Job. Below are some records. Quote exactly the lines from the one that contains "Output a JSON" through the last, both included, and leave out the pictures.

Dataset items:

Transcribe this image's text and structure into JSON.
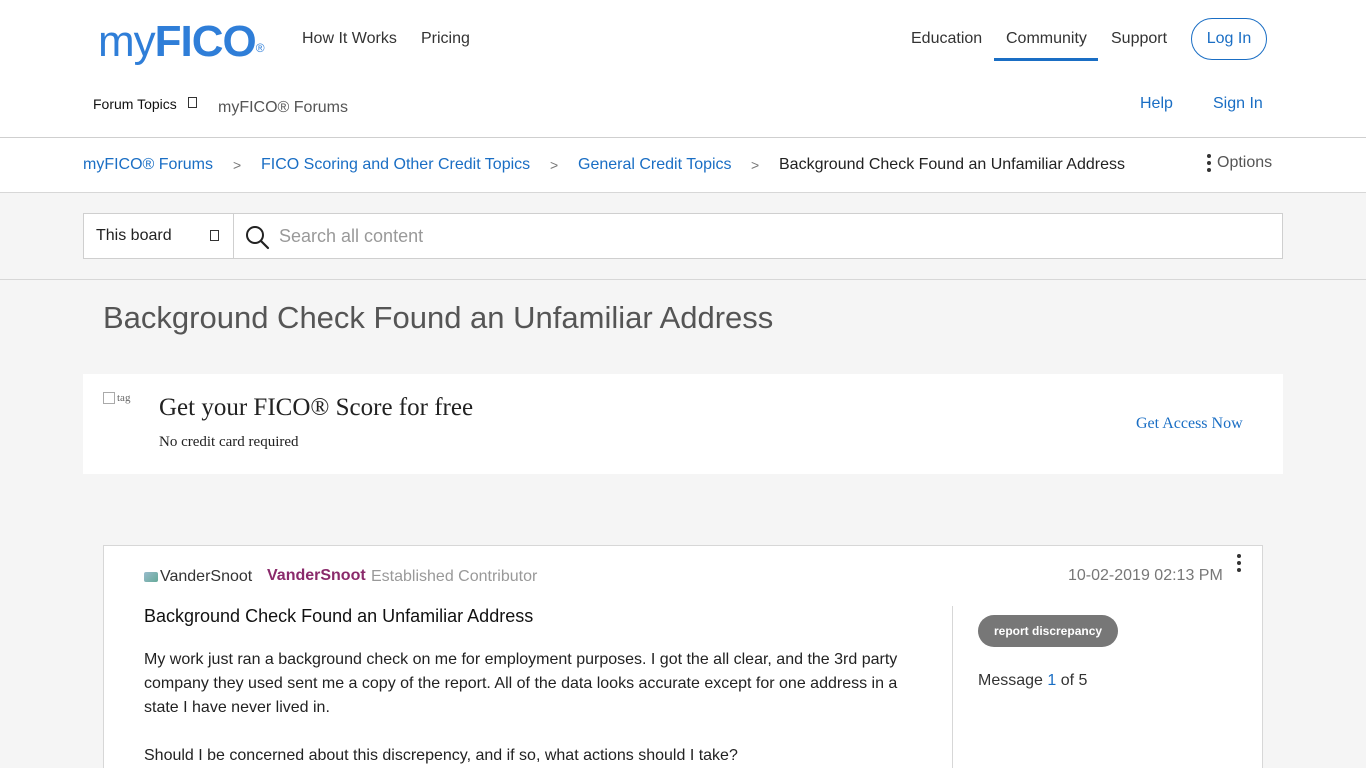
{
  "header": {
    "logo": {
      "my": "my",
      "fico": "FICO",
      "reg": "®"
    },
    "nav_left": [
      "How It Works",
      "Pricing"
    ],
    "nav_right": [
      "Education",
      "Community",
      "Support"
    ],
    "login": "Log In",
    "forum_topics": "Forum Topics",
    "forums_home": "myFICO® Forums",
    "help": "Help",
    "sign_in": "Sign In"
  },
  "breadcrumb": {
    "items": [
      "myFICO® Forums",
      "FICO Scoring and Other Credit Topics",
      "General Credit Topics"
    ],
    "separator": ">",
    "current": "Background Check Found an Unfamiliar Address",
    "options": "Options"
  },
  "search": {
    "scope": "This board",
    "placeholder": "Search all content"
  },
  "page_title": "Background Check Found an Unfamiliar Address",
  "promo": {
    "img_alt": "tag",
    "title": "Get your FICO® Score for free",
    "subtitle": "No credit card required",
    "cta": "Get Access Now"
  },
  "post": {
    "avatar_alt": "VanderSnoot",
    "author": "VanderSnoot",
    "rank": "Established Contributor",
    "date": "10-02-2019",
    "time": "02:13 PM",
    "subject": "Background Check Found an Unfamiliar Address",
    "body": [
      "My work just ran a background check on me for employment purposes. I got the all clear, and the 3rd party company they used sent me a copy of the report. All of the data looks accurate except for one address in a state I have never lived in.",
      "Should I be concerned about this discrepency, and if so, what actions should I take?"
    ],
    "tag": "report discrepancy",
    "message_label": "Message",
    "message_num": "1",
    "message_of": "of 5"
  },
  "colors": {
    "brand_blue": "#2f7ed8",
    "link_blue": "#1a6ec4",
    "author_purple": "#8a2a6b",
    "tag_grey": "#777777"
  }
}
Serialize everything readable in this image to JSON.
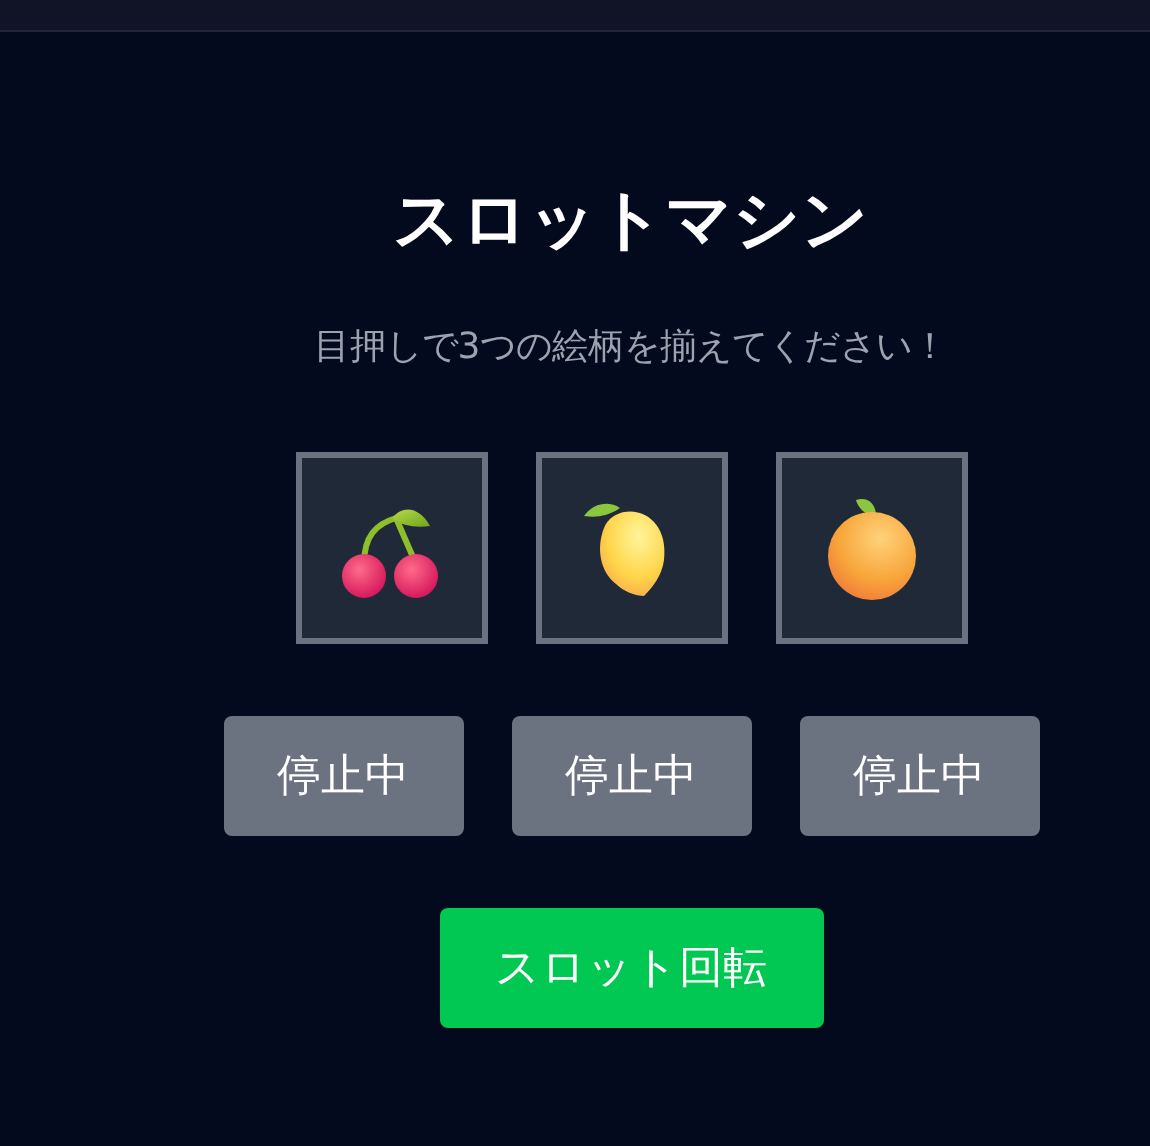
{
  "title": "スロットマシン",
  "instruction": "目押しで3つの絵柄を揃えてください！",
  "reels": [
    {
      "kind": "cherry"
    },
    {
      "kind": "lemon"
    },
    {
      "kind": "orange"
    }
  ],
  "stop_buttons": [
    "停止中",
    "停止中",
    "停止中"
  ],
  "spin_button": "スロット回転"
}
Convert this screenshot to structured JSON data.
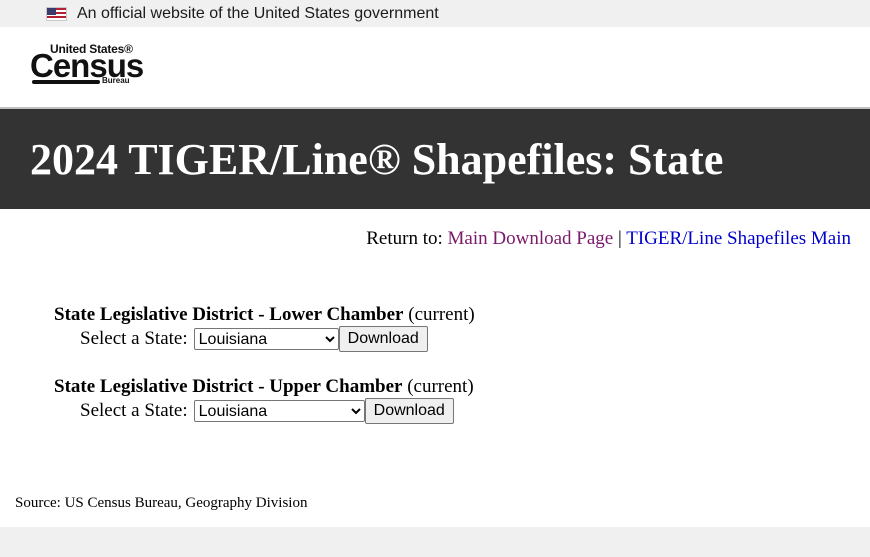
{
  "gov_banner": {
    "text": "An official website of the United States government",
    "icon": "us-flag-icon"
  },
  "logo": {
    "line1": "United States®",
    "line2": "Census",
    "line3": "Bureau"
  },
  "page_title": "2024 TIGER/Line® Shapefiles: State",
  "return_nav": {
    "prefix": "Return to:",
    "link1": "Main Download Page",
    "separator": "|",
    "link2": "TIGER/Line Shapefiles Main"
  },
  "sections": [
    {
      "title": "State Legislative District - Lower Chamber",
      "qualifier": "(current)",
      "select_label": "Select a State:",
      "selected_state": "Louisiana",
      "button_label": "Download"
    },
    {
      "title": "State Legislative District - Upper Chamber",
      "qualifier": "(current)",
      "select_label": "Select a State:",
      "selected_state": "Louisiana",
      "button_label": "Download"
    }
  ],
  "source": "Source: US Census Bureau, Geography Division",
  "colors": {
    "title_bar": "#333333",
    "visited_link": "#7a1a6a",
    "link": "#0000cc"
  }
}
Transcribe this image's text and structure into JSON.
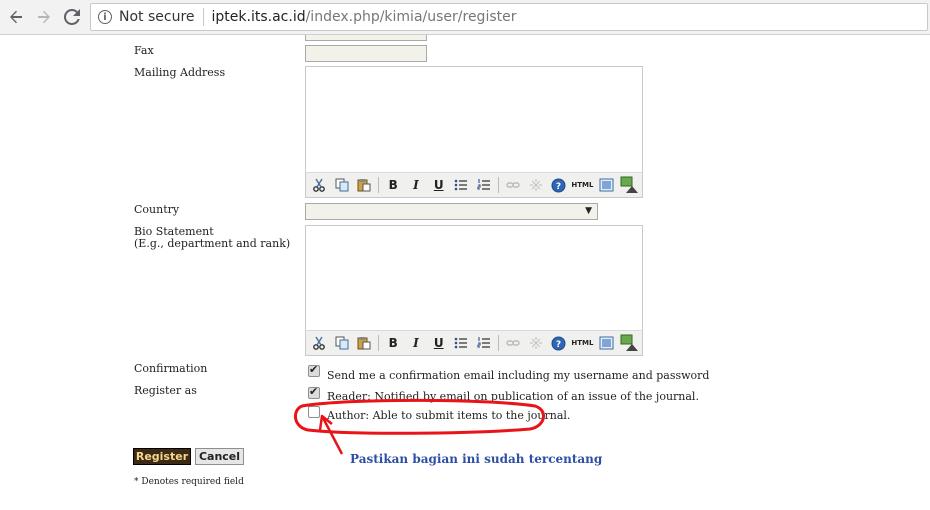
{
  "browser": {
    "security_label": "Not secure",
    "url_host": "iptek.its.ac.id",
    "url_path": "/index.php/kimia/user/register"
  },
  "form": {
    "fax_label": "Fax",
    "mailing_address_label": "Mailing Address",
    "country_label": "Country",
    "bio_label": "Bio Statement",
    "bio_sublabel": "(E.g., department and rank)",
    "confirmation_label": "Confirmation",
    "register_as_label": "Register as",
    "confirmation_option": "Send me a confirmation email including my username and password",
    "reader_option": "Reader: Notified by email on publication of an issue of the journal.",
    "author_option": "Author: Able to submit items to the journal.",
    "confirmation_checked": true,
    "reader_checked": true,
    "author_checked": false,
    "register_button": "Register",
    "cancel_button": "Cancel",
    "required_note": "* Denotes required field"
  },
  "toolbar": {
    "bold": "B",
    "italic": "I",
    "underline": "U",
    "html": "HTML"
  },
  "annotation": {
    "text": "Pastikan bagian ini sudah tercentang",
    "color": "#e8141a"
  }
}
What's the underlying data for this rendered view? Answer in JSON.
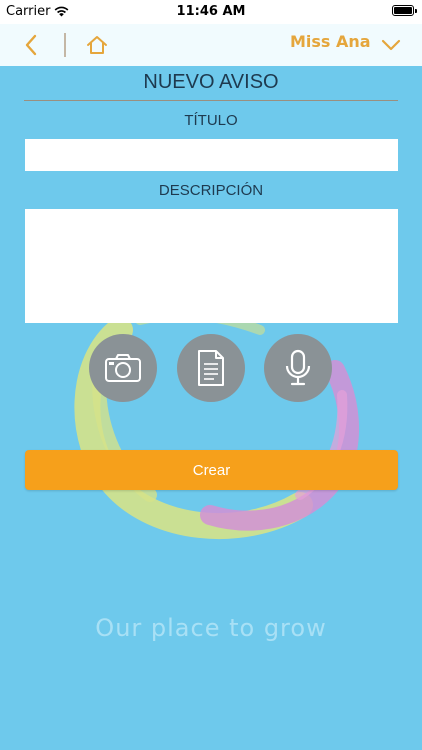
{
  "status_bar": {
    "carrier": "Carrier",
    "time": "11:46 AM"
  },
  "nav": {
    "user_name": "Miss Ana",
    "accent_color": "#e5a63c"
  },
  "form": {
    "title": "NUEVO AVISO",
    "title_label": "TÍTULO",
    "title_value": "",
    "description_label": "DESCRIPCIÓN",
    "description_value": "",
    "attachments": [
      {
        "icon": "camera-icon"
      },
      {
        "icon": "document-icon"
      },
      {
        "icon": "microphone-icon"
      }
    ],
    "submit_label": "Crear",
    "submit_color": "#f6a01b"
  },
  "branding": {
    "tagline": "Our place to grow",
    "background_color": "#6ec9ec"
  }
}
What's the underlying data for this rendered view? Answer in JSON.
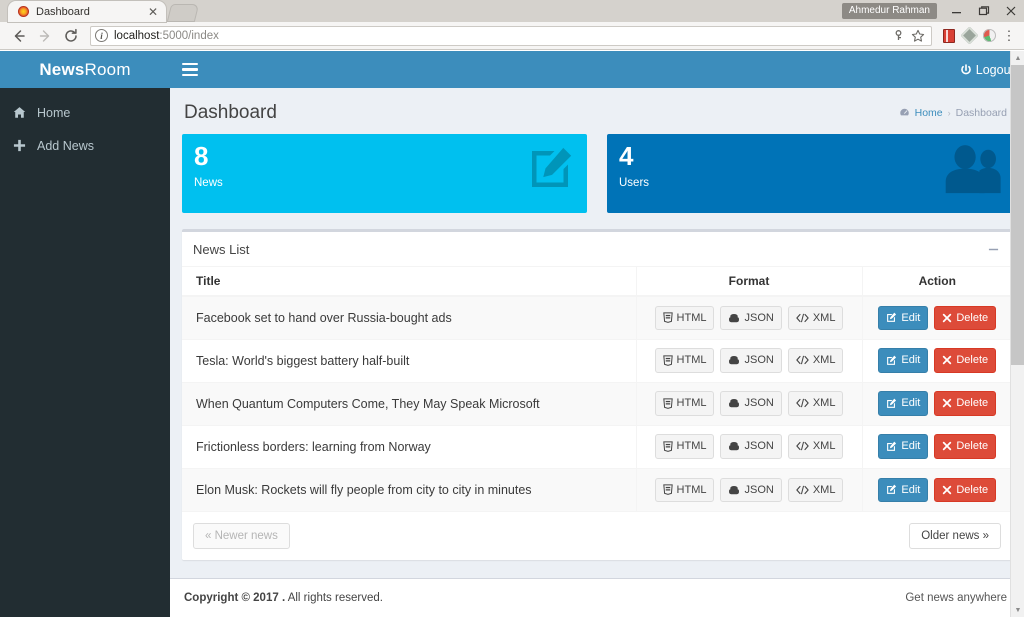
{
  "browser": {
    "tab": {
      "title": "Dashboard",
      "favicon": "newsroom-favicon",
      "close": "✕"
    },
    "new_tab_label": "",
    "user_chip": "Ahmedur Rahman",
    "window_controls": {
      "minimize": "minimize-icon",
      "maximize": "restore-icon",
      "close": "close-icon"
    },
    "nav": {
      "back": "back-arrow-icon",
      "forward": "forward-arrow-icon",
      "reload": "reload-icon"
    },
    "omnibox": {
      "info_icon": "i",
      "url_host": "localhost",
      "url_path": ":5000/index",
      "full_url": "localhost:5000/index",
      "save_icon": "save-password-icon",
      "bookmark_icon": "☆"
    },
    "extensions": [
      "reader-extension-icon",
      "shield-extension-icon",
      "palette-extension-icon"
    ],
    "menu_icon": "⋮"
  },
  "sidebar": {
    "logo": {
      "bold": "News",
      "light": "Room"
    },
    "items": [
      {
        "label": "Home",
        "icon": "home-icon"
      },
      {
        "label": "Add News",
        "icon": "plus-icon"
      }
    ]
  },
  "topnav": {
    "toggle_icon": "hamburger-icon",
    "logout_label": "Logout",
    "logout_icon": "power-icon"
  },
  "header": {
    "title": "Dashboard",
    "breadcrumb": {
      "icon": "dashboard-icon",
      "home": "Home",
      "separator": "›",
      "current": "Dashboard"
    }
  },
  "stats": [
    {
      "number": "8",
      "label": "News",
      "icon": "edit-square-icon",
      "color": "#00c0ef"
    },
    {
      "number": "4",
      "label": "Users",
      "icon": "users-icon",
      "color": "#0073b7"
    }
  ],
  "panel": {
    "title": "News List",
    "collapse_icon": "minus-icon",
    "columns": [
      "Title",
      "Format",
      "Action"
    ],
    "format_buttons": [
      {
        "label": "HTML",
        "icon": "html5-icon"
      },
      {
        "label": "JSON",
        "icon": "database-icon"
      },
      {
        "label": "XML",
        "icon": "code-icon"
      }
    ],
    "action_buttons": [
      {
        "label": "Edit",
        "icon": "edit-icon",
        "style": "primary"
      },
      {
        "label": "Delete",
        "icon": "times-icon",
        "style": "danger"
      }
    ],
    "rows": [
      {
        "title": "Facebook set to hand over Russia-bought ads"
      },
      {
        "title": "Tesla: World's biggest battery half-built"
      },
      {
        "title": "When Quantum Computers Come, They May Speak Microsoft"
      },
      {
        "title": "Frictionless borders: learning from Norway"
      },
      {
        "title": "Elon Musk: Rockets will fly people from city to city in minutes"
      }
    ],
    "pagination": {
      "newer": "« Newer news",
      "older": "Older news »"
    }
  },
  "footer": {
    "copyright_bold": "Copyright © 2017 .",
    "copyright_rest": "All rights reserved.",
    "tagline": "Get news anywhere"
  },
  "theme": {
    "primary": "#3c8dbc",
    "sidebar_bg": "#222d32",
    "body_bg": "#ecf0f5",
    "cyan": "#00c0ef",
    "blue": "#0073b7",
    "danger": "#dd4b39"
  }
}
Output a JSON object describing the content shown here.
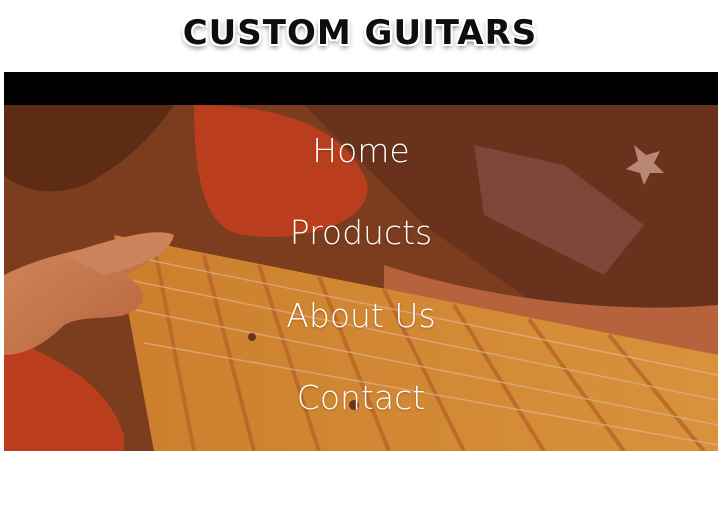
{
  "header": {
    "title": "CUSTOM GUITARS"
  },
  "nav": {
    "items": [
      {
        "label": "Home"
      },
      {
        "label": "Products"
      },
      {
        "label": "About Us"
      },
      {
        "label": "Contact"
      }
    ]
  },
  "colors": {
    "accent_overlay": "#be5523",
    "bar": "#000000",
    "nav_text": "#ffffff"
  }
}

Expected answer.
Output a JSON object describing the content shown here.
{
  "header": {
    "title": "CUSTOM GUITARS"
  },
  "nav": {
    "items": [
      {
        "label": "Home"
      },
      {
        "label": "Products"
      },
      {
        "label": "About Us"
      },
      {
        "label": "Contact"
      }
    ]
  },
  "colors": {
    "accent_overlay": "#be5523",
    "bar": "#000000",
    "nav_text": "#ffffff"
  }
}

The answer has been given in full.